■ DOCUMENT TEXT ■
□ □ □
Metadata-Version: 2.4
Name: ggwebextract
Version: 0.1.1
Summary: Add your description here
Requires-Python: >=3.12
Description-Content-Type: text/markdown
License-File: LICENSE
Requires-Dist: html2text>=2025.4.15
Requires-Dist: lxml>=6.0.2
Requires-Dist: readability-lxml>=0.8.4.1
Requires-Dist: selenium>=4.41.0
Dynamic: license-file

## Installation

### Install chromium

If chromium is not detected after installation, set CHROME_PATH environment variable to point to the chromium executable file

**Linux**

```sh
sudo apt update
sudo apt upgrade
sudo apt install chromium
```

**Windows**

You can install chromium from [woolyss](https://chromium.woolyss.com/)

### Install venv to run tests

```sh
uv run python ## should automatically create venv and install dependencies
```

## Usage

- method to get html content of a page
- or with a "tab" handle if you want to automate a flow

check tests for details on how to use.

## Notes

**Browser control**

- -> selenium : old and battle tested
- pyppeteer : only chrome -> chrome debug protocol
- playwright : modern, support more browsers

**How to set user agents**

- The only working option found is the --user-agent chromium argument

**Chromium started in its own process**

- if vanilla selenium is used with patched driver, it does not work (detected as bot). The reason is that selenium starts chromium itself and that is a problem. Chromium has to be started independently.

## References

- [undetected-chromedriver](https://github.com/ultrafunkamsterdam/undetected-chromedriver)

## Improvements

- ?
□ □ □
■ WHAT TO WORK ON ■
Update the ggwebextract description by writing out everything from "- -> selenium" down to "be started independently." with "battle tested" changed to "widely used". The records that follow are separate material and are not part of the ggwebextract description.

■ Records from a data source ■
□ □ □
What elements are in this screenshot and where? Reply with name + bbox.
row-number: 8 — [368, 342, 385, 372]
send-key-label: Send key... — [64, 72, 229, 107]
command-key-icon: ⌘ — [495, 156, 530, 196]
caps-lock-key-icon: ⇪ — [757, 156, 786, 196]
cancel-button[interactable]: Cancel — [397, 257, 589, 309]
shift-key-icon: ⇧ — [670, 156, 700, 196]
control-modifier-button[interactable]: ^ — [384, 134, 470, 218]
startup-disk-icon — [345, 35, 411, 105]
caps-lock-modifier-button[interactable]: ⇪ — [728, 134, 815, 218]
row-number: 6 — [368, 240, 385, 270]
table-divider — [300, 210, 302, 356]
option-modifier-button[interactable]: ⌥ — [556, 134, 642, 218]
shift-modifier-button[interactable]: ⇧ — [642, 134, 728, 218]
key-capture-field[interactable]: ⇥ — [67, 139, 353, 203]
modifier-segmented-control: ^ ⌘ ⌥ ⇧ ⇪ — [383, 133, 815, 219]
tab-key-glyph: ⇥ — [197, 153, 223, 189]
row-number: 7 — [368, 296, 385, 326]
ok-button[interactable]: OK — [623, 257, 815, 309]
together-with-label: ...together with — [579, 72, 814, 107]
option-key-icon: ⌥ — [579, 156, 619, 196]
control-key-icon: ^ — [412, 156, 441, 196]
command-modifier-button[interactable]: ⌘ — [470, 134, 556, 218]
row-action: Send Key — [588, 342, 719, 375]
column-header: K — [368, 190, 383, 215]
□ □ □
■ TASK OUTPUT ■
- -> selenium : old and widely used
- pyppeteer : only chrome -> chrome debug protocol
- playwright : modern, support more browsers

**How to set user agents**

- The only working option found is the --user-agent chromium argument

**Chromium started in its own process**

- if vanilla selenium is used with patched driver, it does not work (detected as bot). The reason is that selenium starts chromium itself and that is a problem. Chromium has to be started independently.